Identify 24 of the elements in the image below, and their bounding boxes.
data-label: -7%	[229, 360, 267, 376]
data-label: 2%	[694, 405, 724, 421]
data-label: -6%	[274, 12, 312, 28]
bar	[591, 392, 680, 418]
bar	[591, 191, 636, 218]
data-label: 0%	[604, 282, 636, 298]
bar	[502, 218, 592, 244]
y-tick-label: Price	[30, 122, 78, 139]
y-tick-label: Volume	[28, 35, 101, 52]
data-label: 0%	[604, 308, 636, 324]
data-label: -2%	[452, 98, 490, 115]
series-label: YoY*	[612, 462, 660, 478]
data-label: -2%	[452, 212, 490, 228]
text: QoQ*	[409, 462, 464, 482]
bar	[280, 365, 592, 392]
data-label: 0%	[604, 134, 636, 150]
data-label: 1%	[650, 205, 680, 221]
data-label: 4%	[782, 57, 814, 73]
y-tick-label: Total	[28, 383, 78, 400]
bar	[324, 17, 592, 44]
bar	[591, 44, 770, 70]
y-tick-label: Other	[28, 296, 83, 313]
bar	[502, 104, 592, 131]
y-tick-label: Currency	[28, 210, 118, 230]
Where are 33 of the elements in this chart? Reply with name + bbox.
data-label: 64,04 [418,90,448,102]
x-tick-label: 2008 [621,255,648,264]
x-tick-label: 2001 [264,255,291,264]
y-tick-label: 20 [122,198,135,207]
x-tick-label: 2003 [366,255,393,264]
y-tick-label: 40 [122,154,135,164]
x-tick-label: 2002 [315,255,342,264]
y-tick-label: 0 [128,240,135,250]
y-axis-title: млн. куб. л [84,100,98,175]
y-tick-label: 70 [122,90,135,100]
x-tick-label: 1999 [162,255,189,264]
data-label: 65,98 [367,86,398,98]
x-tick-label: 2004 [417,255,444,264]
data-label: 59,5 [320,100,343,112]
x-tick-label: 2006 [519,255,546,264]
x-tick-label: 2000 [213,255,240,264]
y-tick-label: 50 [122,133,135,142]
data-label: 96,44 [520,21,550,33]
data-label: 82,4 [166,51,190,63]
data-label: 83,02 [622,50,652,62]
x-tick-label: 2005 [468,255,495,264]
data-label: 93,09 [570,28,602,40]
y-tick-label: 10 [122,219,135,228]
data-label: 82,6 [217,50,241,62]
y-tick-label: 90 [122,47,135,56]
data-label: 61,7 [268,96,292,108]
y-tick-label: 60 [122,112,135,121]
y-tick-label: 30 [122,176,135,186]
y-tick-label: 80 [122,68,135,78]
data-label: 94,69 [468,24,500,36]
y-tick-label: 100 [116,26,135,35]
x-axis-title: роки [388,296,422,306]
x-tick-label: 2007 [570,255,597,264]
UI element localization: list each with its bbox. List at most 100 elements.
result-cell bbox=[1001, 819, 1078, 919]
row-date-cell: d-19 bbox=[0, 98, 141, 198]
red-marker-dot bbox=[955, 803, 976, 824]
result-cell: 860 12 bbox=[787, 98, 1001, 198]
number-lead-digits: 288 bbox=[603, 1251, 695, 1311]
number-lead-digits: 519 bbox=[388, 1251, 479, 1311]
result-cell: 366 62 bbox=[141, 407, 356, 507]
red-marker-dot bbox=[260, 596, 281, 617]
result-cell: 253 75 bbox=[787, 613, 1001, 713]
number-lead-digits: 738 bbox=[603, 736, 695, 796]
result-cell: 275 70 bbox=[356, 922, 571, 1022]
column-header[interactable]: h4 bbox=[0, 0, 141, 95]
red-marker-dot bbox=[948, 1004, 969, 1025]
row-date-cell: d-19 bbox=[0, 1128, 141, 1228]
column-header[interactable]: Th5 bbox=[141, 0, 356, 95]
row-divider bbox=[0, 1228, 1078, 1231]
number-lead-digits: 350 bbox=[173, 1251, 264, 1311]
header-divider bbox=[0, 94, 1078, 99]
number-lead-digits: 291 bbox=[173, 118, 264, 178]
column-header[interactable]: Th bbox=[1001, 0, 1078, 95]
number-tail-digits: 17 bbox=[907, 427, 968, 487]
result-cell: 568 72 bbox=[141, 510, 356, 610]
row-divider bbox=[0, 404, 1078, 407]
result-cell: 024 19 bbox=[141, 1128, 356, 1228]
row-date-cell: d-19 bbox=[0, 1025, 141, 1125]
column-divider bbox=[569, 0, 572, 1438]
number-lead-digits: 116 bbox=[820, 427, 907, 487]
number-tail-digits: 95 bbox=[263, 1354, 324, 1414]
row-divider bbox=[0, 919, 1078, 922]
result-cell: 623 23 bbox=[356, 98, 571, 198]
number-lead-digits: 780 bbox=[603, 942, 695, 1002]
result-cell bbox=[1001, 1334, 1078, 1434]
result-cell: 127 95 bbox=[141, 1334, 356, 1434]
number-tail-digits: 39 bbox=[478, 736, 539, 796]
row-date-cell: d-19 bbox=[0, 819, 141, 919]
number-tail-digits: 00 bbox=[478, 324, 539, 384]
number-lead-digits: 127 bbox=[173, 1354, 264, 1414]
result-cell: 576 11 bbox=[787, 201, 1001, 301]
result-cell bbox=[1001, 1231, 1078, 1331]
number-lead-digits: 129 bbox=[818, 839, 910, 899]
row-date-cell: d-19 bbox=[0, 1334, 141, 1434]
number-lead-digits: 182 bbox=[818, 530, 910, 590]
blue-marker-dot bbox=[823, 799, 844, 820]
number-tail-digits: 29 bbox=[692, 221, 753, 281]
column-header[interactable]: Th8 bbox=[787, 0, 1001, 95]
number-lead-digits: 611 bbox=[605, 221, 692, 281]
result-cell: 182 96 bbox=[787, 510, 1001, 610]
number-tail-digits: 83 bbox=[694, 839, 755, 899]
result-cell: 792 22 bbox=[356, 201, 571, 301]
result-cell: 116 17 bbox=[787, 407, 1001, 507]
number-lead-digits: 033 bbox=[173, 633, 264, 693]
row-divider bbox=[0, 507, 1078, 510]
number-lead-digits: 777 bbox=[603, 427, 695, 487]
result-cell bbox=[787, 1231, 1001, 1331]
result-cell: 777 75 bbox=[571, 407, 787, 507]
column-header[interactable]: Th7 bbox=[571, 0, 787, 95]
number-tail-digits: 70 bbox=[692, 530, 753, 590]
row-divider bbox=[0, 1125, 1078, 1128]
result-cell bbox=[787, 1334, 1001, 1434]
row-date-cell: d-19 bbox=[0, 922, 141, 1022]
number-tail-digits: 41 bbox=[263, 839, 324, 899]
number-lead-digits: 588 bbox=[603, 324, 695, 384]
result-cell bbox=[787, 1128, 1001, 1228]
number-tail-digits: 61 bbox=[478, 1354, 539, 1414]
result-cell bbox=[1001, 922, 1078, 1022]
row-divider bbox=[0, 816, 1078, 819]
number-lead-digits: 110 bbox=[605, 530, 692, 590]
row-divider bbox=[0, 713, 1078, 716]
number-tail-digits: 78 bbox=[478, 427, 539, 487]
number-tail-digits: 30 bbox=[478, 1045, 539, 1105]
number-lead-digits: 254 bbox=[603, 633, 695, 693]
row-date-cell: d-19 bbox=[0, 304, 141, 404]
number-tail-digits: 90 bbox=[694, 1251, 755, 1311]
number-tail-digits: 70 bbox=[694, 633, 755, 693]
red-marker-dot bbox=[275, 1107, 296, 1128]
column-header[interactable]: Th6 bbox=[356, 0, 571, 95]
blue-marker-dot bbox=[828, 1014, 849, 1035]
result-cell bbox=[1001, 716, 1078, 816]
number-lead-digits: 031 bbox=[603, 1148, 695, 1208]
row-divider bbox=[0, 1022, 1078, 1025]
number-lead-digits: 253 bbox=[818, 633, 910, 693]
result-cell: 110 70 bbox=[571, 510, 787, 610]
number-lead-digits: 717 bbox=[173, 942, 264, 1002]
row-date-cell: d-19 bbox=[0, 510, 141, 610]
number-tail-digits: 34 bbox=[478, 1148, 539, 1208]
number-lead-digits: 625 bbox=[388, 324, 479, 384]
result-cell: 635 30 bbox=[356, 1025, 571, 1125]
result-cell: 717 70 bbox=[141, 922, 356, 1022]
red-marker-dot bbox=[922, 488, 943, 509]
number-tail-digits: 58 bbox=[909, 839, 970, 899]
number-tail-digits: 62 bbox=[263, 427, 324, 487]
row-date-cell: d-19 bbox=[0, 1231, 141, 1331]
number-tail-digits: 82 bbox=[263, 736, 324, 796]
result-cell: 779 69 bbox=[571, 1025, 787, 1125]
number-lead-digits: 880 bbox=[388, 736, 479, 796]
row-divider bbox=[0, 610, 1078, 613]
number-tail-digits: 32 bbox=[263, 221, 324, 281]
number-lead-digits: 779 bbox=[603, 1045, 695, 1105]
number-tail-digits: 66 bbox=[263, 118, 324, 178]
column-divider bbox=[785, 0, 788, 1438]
_ _ _ _ _ _ _
=== Short task ===
Switch "bar" to "column" in everything from the first of the lines above down to the line containing "212, 490, 228]", and give those lines again with nothing else changed.

=== Output below ===
Identify 24 of the elements in the image below, and their bounding boxes.
data-label: -7%	[229, 360, 267, 376]
data-label: 2%	[694, 405, 724, 421]
data-label: -6%	[274, 12, 312, 28]
column	[591, 392, 680, 418]
column	[591, 191, 636, 218]
data-label: 0%	[604, 282, 636, 298]
column	[502, 218, 592, 244]
y-tick-label: Price	[30, 122, 78, 139]
y-tick-label: Volume	[28, 35, 101, 52]
data-label: 0%	[604, 308, 636, 324]
data-label: -2%	[452, 98, 490, 115]
series-label: YoY*	[612, 462, 660, 478]
data-label: -2%	[452, 212, 490, 228]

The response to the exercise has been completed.